▸ **Records shown**
— START —

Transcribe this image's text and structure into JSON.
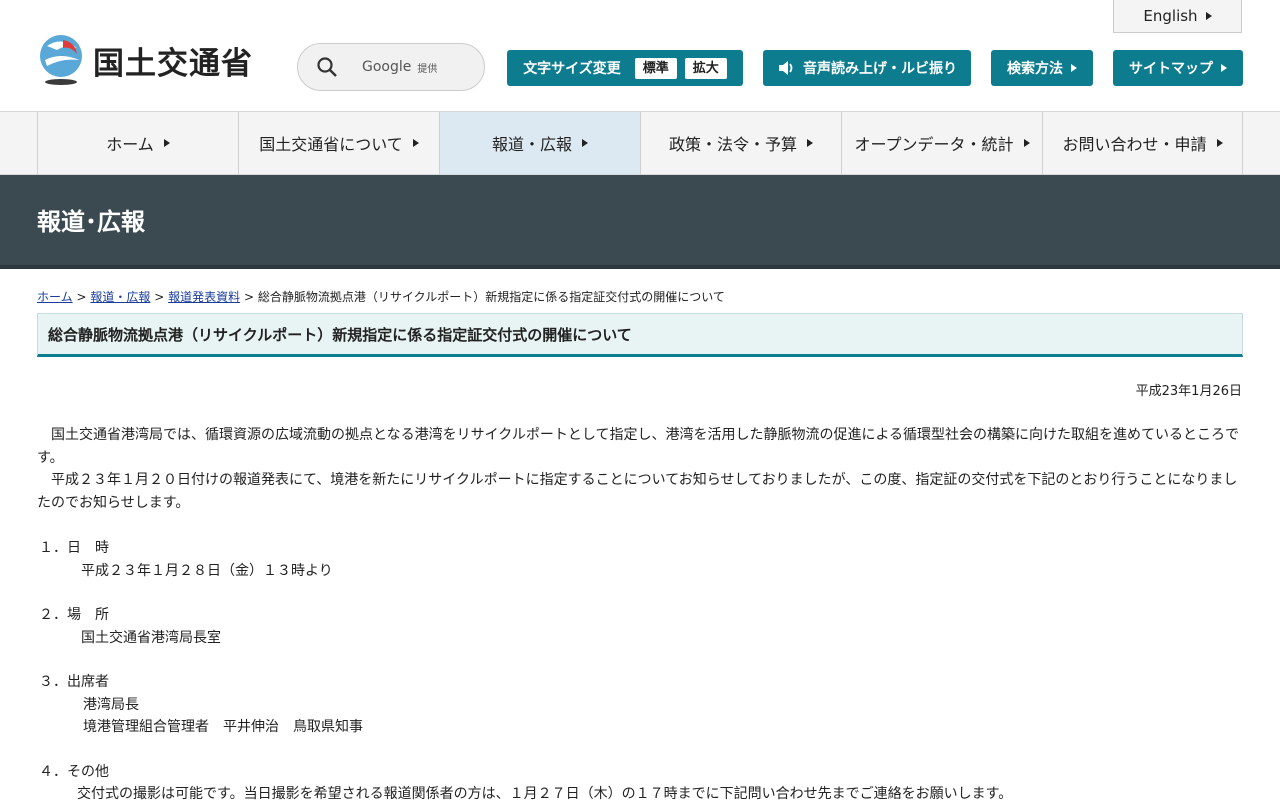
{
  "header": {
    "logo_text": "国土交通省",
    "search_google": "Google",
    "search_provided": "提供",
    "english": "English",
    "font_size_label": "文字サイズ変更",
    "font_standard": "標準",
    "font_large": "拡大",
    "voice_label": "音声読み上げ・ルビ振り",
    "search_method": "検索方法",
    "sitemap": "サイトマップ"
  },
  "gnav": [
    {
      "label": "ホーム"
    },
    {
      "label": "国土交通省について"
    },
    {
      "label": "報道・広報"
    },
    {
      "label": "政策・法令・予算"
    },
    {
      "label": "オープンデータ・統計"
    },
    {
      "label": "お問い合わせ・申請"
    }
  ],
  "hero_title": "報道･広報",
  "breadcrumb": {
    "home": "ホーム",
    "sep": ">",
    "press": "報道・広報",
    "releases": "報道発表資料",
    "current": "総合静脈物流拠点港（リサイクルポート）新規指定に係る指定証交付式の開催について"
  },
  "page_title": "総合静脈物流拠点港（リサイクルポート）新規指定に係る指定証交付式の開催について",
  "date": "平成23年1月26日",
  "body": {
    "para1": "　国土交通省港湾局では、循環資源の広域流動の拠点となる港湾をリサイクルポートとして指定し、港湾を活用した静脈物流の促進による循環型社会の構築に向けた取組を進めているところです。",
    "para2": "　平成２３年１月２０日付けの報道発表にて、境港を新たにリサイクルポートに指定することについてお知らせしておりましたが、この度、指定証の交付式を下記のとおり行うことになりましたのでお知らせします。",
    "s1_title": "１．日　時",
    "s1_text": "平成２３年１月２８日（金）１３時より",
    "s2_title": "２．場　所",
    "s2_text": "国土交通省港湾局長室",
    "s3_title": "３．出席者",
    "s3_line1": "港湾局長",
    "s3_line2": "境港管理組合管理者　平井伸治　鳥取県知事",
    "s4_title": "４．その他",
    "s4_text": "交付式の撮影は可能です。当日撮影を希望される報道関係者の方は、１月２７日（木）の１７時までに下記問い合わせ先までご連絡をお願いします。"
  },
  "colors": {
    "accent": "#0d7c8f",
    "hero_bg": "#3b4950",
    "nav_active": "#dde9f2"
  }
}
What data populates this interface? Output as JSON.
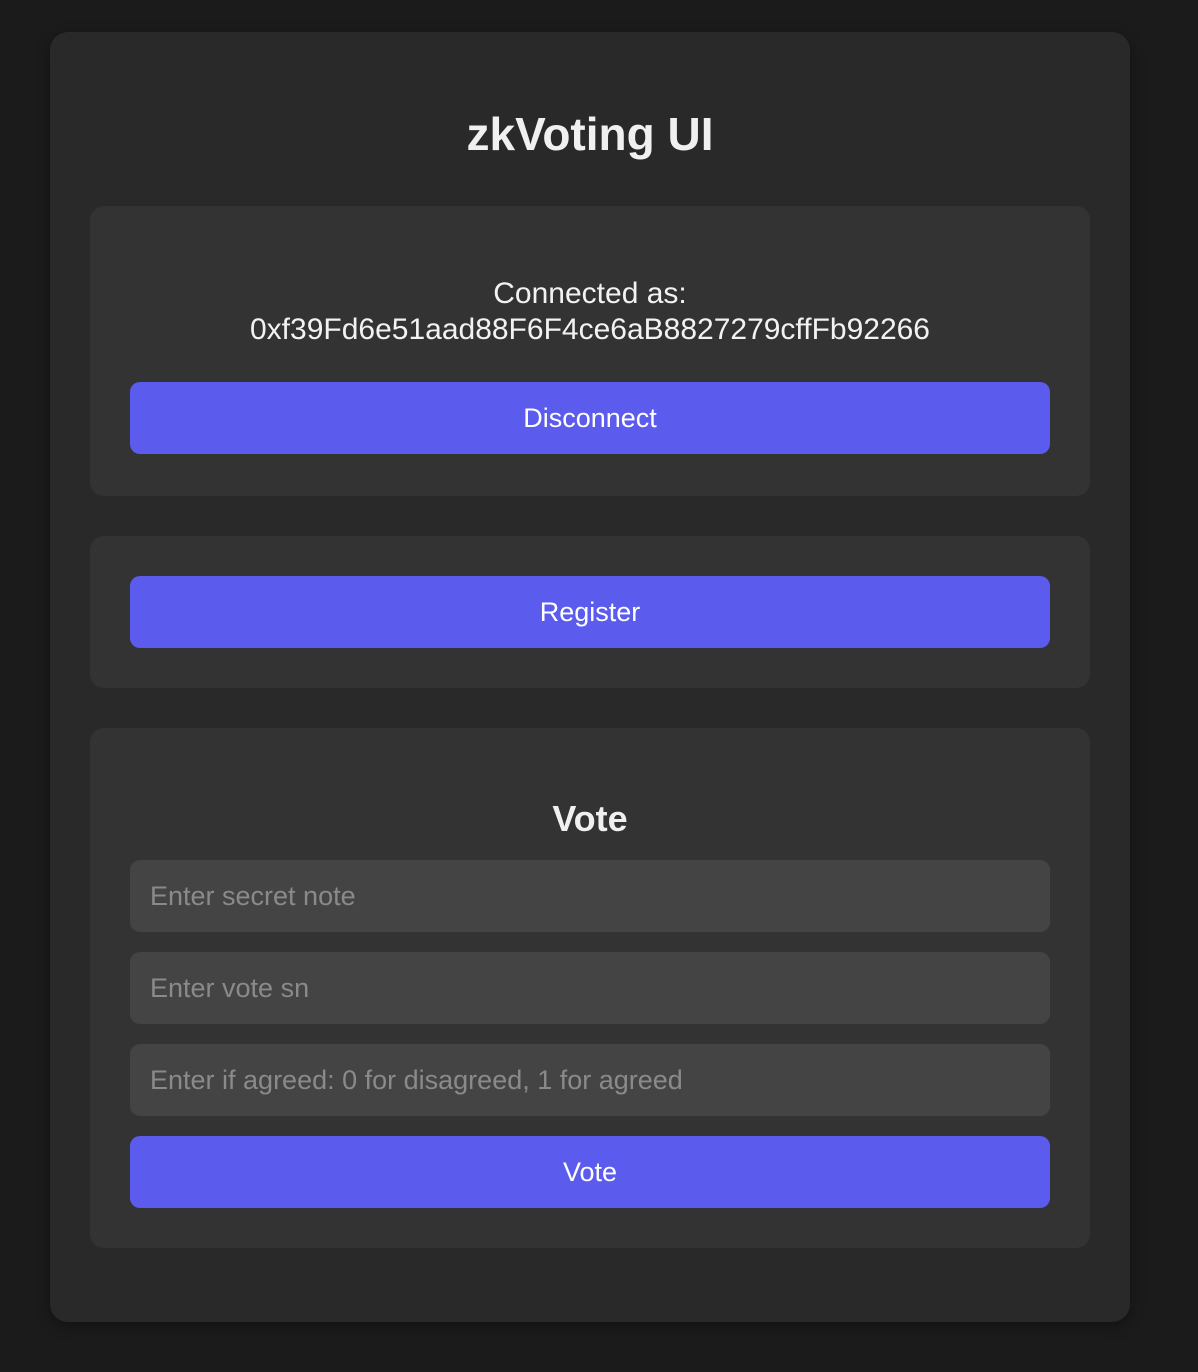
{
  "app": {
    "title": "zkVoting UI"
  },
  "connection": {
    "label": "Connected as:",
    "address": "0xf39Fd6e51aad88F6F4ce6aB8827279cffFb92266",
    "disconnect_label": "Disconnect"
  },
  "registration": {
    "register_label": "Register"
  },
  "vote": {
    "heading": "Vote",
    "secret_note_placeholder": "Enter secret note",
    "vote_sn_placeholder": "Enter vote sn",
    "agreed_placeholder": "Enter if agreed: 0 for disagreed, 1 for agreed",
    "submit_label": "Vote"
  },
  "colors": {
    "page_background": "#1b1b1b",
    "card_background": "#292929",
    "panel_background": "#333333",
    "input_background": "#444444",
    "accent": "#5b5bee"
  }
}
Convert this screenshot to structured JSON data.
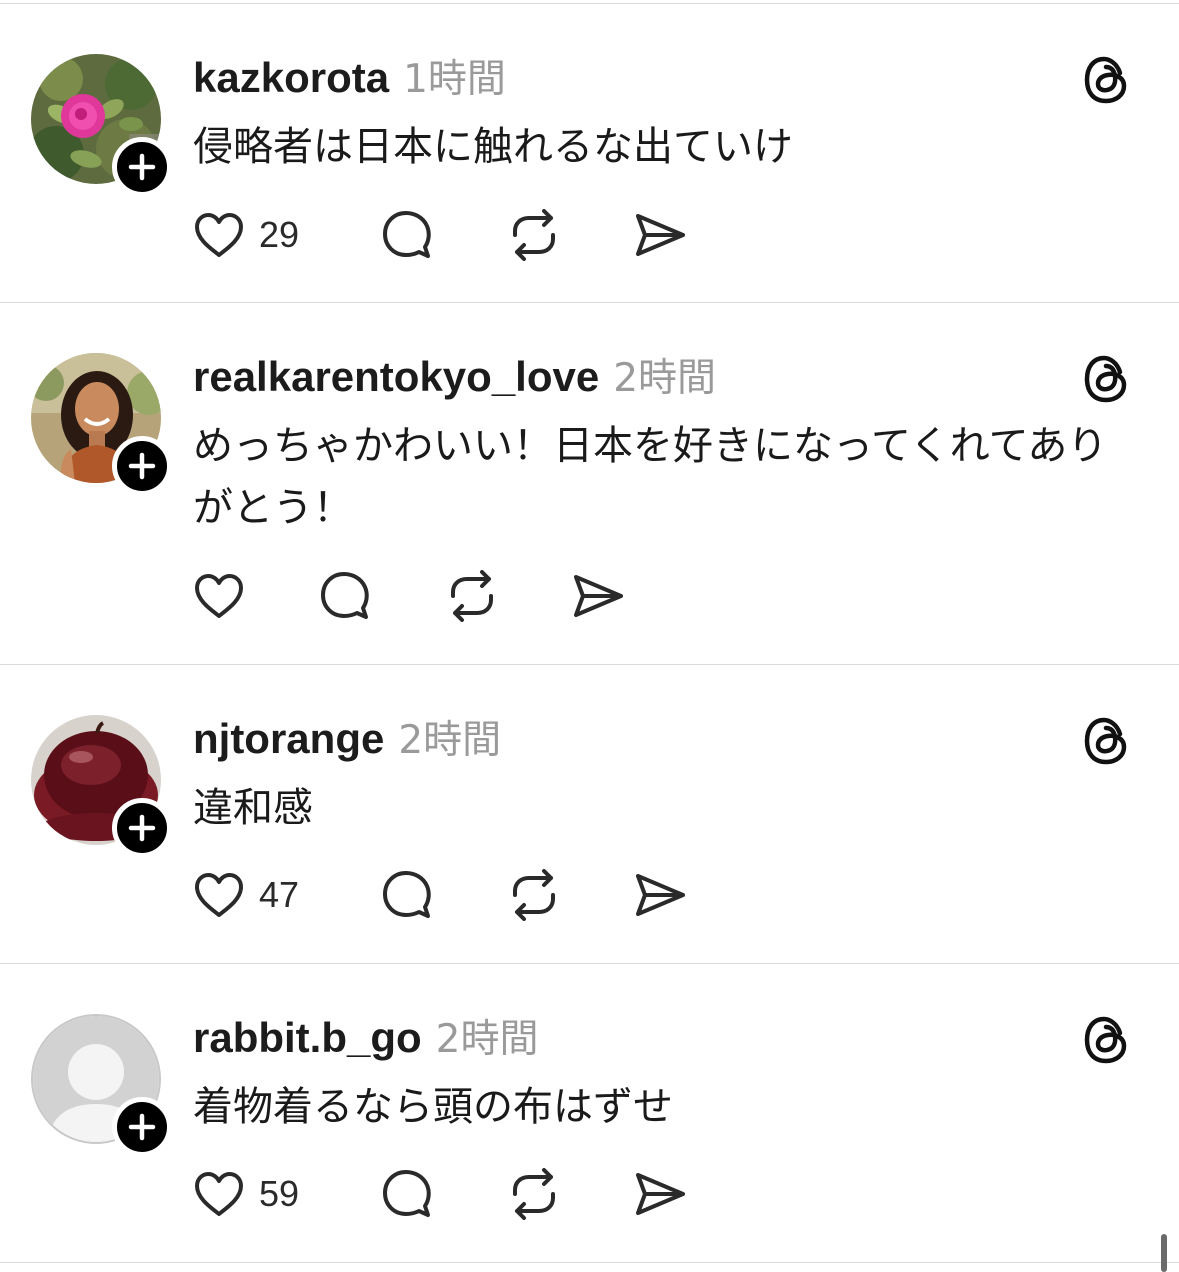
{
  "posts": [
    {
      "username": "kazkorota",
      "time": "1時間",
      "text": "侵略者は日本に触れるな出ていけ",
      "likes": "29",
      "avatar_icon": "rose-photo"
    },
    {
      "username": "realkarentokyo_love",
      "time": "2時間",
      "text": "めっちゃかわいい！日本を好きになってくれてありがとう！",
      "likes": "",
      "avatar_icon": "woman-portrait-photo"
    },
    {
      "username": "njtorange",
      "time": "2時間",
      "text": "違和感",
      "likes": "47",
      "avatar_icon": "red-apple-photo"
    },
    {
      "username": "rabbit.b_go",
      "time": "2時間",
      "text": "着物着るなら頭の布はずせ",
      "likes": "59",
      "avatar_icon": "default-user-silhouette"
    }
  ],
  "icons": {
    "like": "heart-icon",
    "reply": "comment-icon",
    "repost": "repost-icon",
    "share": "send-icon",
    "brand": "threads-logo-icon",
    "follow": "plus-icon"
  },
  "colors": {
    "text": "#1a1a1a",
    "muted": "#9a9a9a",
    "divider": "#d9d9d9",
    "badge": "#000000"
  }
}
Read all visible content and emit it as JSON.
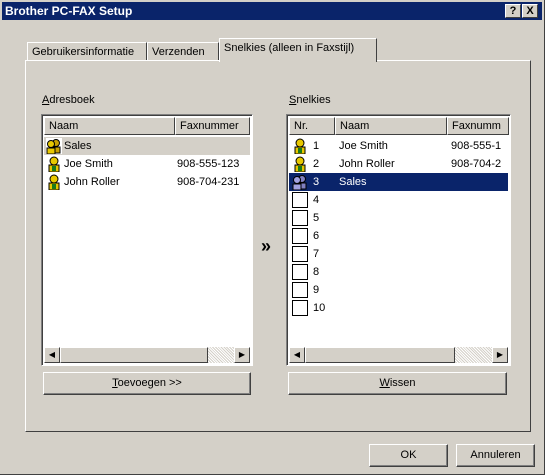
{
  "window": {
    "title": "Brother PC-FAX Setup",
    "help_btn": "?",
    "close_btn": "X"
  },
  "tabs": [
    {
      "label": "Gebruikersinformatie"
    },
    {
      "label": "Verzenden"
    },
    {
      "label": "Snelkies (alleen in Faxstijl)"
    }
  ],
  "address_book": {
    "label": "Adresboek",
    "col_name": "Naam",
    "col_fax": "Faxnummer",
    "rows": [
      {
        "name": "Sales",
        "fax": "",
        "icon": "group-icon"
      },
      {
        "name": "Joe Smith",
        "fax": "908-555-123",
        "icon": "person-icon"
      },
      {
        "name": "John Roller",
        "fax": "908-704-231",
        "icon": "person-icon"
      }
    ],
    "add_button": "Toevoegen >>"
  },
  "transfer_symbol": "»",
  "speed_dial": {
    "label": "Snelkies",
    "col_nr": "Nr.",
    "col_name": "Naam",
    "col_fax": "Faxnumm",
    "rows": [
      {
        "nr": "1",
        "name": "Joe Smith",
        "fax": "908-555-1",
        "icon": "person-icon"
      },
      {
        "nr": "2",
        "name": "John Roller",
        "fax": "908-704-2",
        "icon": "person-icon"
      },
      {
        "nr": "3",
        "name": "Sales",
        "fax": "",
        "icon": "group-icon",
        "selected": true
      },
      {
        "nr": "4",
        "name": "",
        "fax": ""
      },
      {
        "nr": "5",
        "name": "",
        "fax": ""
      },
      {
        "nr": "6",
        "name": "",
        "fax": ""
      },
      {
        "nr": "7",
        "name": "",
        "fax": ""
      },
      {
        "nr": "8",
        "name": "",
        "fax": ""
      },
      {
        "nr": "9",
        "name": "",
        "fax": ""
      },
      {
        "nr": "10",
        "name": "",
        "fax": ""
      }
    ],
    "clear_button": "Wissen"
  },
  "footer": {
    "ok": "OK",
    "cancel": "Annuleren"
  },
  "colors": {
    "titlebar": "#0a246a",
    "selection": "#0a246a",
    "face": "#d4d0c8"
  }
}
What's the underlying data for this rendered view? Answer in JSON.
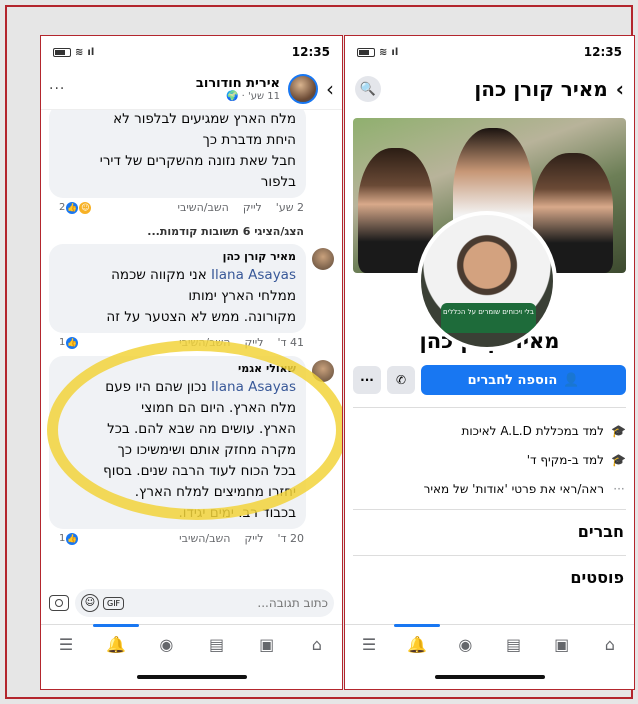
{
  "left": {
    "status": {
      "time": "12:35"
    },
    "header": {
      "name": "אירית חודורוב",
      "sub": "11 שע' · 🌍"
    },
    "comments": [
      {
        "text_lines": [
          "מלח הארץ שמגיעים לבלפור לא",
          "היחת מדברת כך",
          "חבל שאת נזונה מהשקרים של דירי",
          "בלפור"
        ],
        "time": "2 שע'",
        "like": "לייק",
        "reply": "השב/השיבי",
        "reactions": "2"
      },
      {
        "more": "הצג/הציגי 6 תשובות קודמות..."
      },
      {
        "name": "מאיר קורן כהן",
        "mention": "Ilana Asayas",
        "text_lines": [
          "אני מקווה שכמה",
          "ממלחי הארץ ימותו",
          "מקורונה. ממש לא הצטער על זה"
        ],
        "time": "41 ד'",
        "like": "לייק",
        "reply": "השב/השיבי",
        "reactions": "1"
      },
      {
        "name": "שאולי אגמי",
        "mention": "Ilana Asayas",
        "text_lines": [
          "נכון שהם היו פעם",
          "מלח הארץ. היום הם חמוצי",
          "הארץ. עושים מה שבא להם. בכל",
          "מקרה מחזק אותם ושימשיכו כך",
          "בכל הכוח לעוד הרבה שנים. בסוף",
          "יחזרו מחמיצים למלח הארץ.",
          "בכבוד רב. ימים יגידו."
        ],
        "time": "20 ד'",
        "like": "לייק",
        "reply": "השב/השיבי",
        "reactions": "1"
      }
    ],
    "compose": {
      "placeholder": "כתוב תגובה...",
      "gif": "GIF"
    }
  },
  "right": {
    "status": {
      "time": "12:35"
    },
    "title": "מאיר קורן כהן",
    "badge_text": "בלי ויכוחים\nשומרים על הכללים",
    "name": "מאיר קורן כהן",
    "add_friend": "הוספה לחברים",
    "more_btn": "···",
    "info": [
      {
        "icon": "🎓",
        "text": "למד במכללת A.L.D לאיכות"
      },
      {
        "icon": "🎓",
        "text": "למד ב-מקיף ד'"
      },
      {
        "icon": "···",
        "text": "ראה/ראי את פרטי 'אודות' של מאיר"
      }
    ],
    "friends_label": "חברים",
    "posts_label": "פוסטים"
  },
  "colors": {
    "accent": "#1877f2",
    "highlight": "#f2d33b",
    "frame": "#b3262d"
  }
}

— END —

▸ **Brief**
Gather each line that holds "JSON".

▸ **Answer below**
Transcribe this image's text and structure into JSON.
What data populates this interface? Output as JSON.
Convert this screenshot to structured JSON data.
Read all visible content and emit it as JSON.
What's the underlying data for this rendered view? Answer in JSON.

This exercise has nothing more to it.